* _WHAT THE EXERCISE ASKS_: Return the full material exactly.

* _DATA PROVIDED_:

***

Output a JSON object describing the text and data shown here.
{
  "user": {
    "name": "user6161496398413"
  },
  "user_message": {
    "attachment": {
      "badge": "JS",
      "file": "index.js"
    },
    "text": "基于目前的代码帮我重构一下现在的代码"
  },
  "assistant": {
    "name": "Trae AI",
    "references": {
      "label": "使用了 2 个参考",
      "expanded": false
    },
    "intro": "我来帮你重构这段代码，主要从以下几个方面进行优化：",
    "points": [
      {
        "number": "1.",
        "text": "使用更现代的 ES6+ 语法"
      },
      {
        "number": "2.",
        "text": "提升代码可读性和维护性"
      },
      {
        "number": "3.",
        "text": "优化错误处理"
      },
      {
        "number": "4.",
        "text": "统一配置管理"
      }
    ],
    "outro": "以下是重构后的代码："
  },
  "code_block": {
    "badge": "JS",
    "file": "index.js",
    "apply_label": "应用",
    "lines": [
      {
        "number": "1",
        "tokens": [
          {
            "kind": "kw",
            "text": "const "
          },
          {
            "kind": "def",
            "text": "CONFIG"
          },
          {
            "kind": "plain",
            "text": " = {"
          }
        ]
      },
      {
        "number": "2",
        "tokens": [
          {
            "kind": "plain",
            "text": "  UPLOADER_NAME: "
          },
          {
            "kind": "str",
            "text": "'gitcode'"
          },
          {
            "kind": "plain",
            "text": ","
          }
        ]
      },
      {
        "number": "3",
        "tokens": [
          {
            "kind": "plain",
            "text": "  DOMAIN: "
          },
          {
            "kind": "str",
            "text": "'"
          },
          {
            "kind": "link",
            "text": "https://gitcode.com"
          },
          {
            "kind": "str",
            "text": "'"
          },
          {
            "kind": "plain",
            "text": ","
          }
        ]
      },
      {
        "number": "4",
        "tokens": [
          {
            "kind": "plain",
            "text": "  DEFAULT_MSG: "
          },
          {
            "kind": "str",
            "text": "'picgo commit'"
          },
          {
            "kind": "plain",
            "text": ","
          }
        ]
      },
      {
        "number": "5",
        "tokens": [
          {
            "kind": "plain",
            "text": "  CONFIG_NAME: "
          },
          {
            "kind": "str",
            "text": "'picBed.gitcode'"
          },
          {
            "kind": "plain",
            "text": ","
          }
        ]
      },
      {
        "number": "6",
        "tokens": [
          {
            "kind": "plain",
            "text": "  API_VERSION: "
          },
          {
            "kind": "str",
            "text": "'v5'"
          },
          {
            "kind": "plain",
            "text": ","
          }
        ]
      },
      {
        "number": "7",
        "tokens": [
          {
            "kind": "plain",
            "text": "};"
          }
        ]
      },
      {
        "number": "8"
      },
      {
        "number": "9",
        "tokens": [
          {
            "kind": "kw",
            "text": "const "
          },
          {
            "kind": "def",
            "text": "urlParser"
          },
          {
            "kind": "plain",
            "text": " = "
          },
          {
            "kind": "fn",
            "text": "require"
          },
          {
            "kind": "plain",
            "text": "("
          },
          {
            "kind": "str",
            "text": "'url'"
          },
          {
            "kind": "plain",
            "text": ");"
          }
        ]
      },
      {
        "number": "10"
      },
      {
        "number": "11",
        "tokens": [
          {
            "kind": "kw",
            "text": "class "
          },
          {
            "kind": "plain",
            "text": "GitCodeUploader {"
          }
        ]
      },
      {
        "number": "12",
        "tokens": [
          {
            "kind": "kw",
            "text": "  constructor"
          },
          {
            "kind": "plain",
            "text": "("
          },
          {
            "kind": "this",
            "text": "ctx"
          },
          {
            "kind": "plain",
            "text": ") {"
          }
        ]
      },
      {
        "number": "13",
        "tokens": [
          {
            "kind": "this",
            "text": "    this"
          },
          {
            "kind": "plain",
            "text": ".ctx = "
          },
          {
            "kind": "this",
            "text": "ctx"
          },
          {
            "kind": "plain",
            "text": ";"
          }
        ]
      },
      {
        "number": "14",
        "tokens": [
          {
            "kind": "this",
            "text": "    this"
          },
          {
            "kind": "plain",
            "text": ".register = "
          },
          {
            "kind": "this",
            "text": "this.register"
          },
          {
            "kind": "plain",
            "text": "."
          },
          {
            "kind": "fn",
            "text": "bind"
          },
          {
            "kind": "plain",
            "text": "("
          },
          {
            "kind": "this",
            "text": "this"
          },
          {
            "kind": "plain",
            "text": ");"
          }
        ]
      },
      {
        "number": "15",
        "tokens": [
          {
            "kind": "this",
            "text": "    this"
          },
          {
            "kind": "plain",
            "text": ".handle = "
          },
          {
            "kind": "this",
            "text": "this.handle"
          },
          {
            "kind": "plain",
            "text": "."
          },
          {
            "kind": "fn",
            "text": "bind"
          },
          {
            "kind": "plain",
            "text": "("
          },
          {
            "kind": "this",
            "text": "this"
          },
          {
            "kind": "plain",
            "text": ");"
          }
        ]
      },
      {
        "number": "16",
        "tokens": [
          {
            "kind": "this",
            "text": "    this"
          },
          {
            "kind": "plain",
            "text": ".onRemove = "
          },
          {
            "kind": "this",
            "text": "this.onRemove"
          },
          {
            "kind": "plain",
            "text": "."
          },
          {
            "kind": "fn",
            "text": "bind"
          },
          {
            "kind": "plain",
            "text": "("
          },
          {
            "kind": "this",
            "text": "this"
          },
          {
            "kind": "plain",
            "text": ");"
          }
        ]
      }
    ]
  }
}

***

* _EXERCISE RESULT_:
Output a JSON object describing the text and data shown here.
{
  "user": {
    "name": "user6161496398413"
  },
  "user_message": {
    "attachment": {
      "badge": "JS",
      "file": "index.js"
    },
    "text": "基于目前的代码帮我重构一下现在的代码"
  },
  "assistant": {
    "name": "Trae AI",
    "references": {
      "label": "使用了 2 个参考",
      "expanded": false
    },
    "intro": "我来帮你重构这段代码，主要从以下几个方面进行优化：",
    "points": [
      {
        "number": "1.",
        "text": "使用更现代的 ES6+ 语法"
      },
      {
        "number": "2.",
        "text": "提升代码可读性和维护性"
      },
      {
        "number": "3.",
        "text": "优化错误处理"
      },
      {
        "number": "4.",
        "text": "统一配置管理"
      }
    ],
    "outro": "以下是重构后的代码："
  },
  "code_block": {
    "badge": "JS",
    "file": "index.js",
    "apply_label": "应用",
    "lines": [
      {
        "number": "1",
        "tokens": [
          {
            "kind": "kw",
            "text": "const "
          },
          {
            "kind": "def",
            "text": "CONFIG"
          },
          {
            "kind": "plain",
            "text": " = {"
          }
        ]
      },
      {
        "number": "2",
        "tokens": [
          {
            "kind": "plain",
            "text": "  UPLOADER_NAME: "
          },
          {
            "kind": "str",
            "text": "'gitcode'"
          },
          {
            "kind": "plain",
            "text": ","
          }
        ]
      },
      {
        "number": "3",
        "tokens": [
          {
            "kind": "plain",
            "text": "  DOMAIN: "
          },
          {
            "kind": "str",
            "text": "'"
          },
          {
            "kind": "link",
            "text": "https://gitcode.com"
          },
          {
            "kind": "str",
            "text": "'"
          },
          {
            "kind": "plain",
            "text": ","
          }
        ]
      },
      {
        "number": "4",
        "tokens": [
          {
            "kind": "plain",
            "text": "  DEFAULT_MSG: "
          },
          {
            "kind": "str",
            "text": "'picgo commit'"
          },
          {
            "kind": "plain",
            "text": ","
          }
        ]
      },
      {
        "number": "5",
        "tokens": [
          {
            "kind": "plain",
            "text": "  CONFIG_NAME: "
          },
          {
            "kind": "str",
            "text": "'picBed.gitcode'"
          },
          {
            "kind": "plain",
            "text": ","
          }
        ]
      },
      {
        "number": "6",
        "tokens": [
          {
            "kind": "plain",
            "text": "  API_VERSION: "
          },
          {
            "kind": "str",
            "text": "'v5'"
          },
          {
            "kind": "plain",
            "text": ","
          }
        ]
      },
      {
        "number": "7",
        "tokens": [
          {
            "kind": "plain",
            "text": "};"
          }
        ]
      },
      {
        "number": "8"
      },
      {
        "number": "9",
        "tokens": [
          {
            "kind": "kw",
            "text": "const "
          },
          {
            "kind": "def",
            "text": "urlParser"
          },
          {
            "kind": "plain",
            "text": " = "
          },
          {
            "kind": "fn",
            "text": "require"
          },
          {
            "kind": "plain",
            "text": "("
          },
          {
            "kind": "str",
            "text": "'url'"
          },
          {
            "kind": "plain",
            "text": ");"
          }
        ]
      },
      {
        "number": "10"
      },
      {
        "number": "11",
        "tokens": [
          {
            "kind": "kw",
            "text": "class "
          },
          {
            "kind": "plain",
            "text": "GitCodeUploader {"
          }
        ]
      },
      {
        "number": "12",
        "tokens": [
          {
            "kind": "kw",
            "text": "  constructor"
          },
          {
            "kind": "plain",
            "text": "("
          },
          {
            "kind": "this",
            "text": "ctx"
          },
          {
            "kind": "plain",
            "text": ") {"
          }
        ]
      },
      {
        "number": "13",
        "tokens": [
          {
            "kind": "this",
            "text": "    this"
          },
          {
            "kind": "plain",
            "text": ".ctx = "
          },
          {
            "kind": "this",
            "text": "ctx"
          },
          {
            "kind": "plain",
            "text": ";"
          }
        ]
      },
      {
        "number": "14",
        "tokens": [
          {
            "kind": "this",
            "text": "    this"
          },
          {
            "kind": "plain",
            "text": ".register = "
          },
          {
            "kind": "this",
            "text": "this.register"
          },
          {
            "kind": "plain",
            "text": "."
          },
          {
            "kind": "fn",
            "text": "bind"
          },
          {
            "kind": "plain",
            "text": "("
          },
          {
            "kind": "this",
            "text": "this"
          },
          {
            "kind": "plain",
            "text": ");"
          }
        ]
      },
      {
        "number": "15",
        "tokens": [
          {
            "kind": "this",
            "text": "    this"
          },
          {
            "kind": "plain",
            "text": ".handle = "
          },
          {
            "kind": "this",
            "text": "this.handle"
          },
          {
            "kind": "plain",
            "text": "."
          },
          {
            "kind": "fn",
            "text": "bind"
          },
          {
            "kind": "plain",
            "text": "("
          },
          {
            "kind": "this",
            "text": "this"
          },
          {
            "kind": "plain",
            "text": ");"
          }
        ]
      },
      {
        "number": "16",
        "tokens": [
          {
            "kind": "this",
            "text": "    this"
          },
          {
            "kind": "plain",
            "text": ".onRemove = "
          },
          {
            "kind": "this",
            "text": "this.onRemove"
          },
          {
            "kind": "plain",
            "text": "."
          },
          {
            "kind": "fn",
            "text": "bind"
          },
          {
            "kind": "plain",
            "text": "("
          },
          {
            "kind": "this",
            "text": "this"
          },
          {
            "kind": "plain",
            "text": ");"
          }
        ]
      }
    ]
  }
}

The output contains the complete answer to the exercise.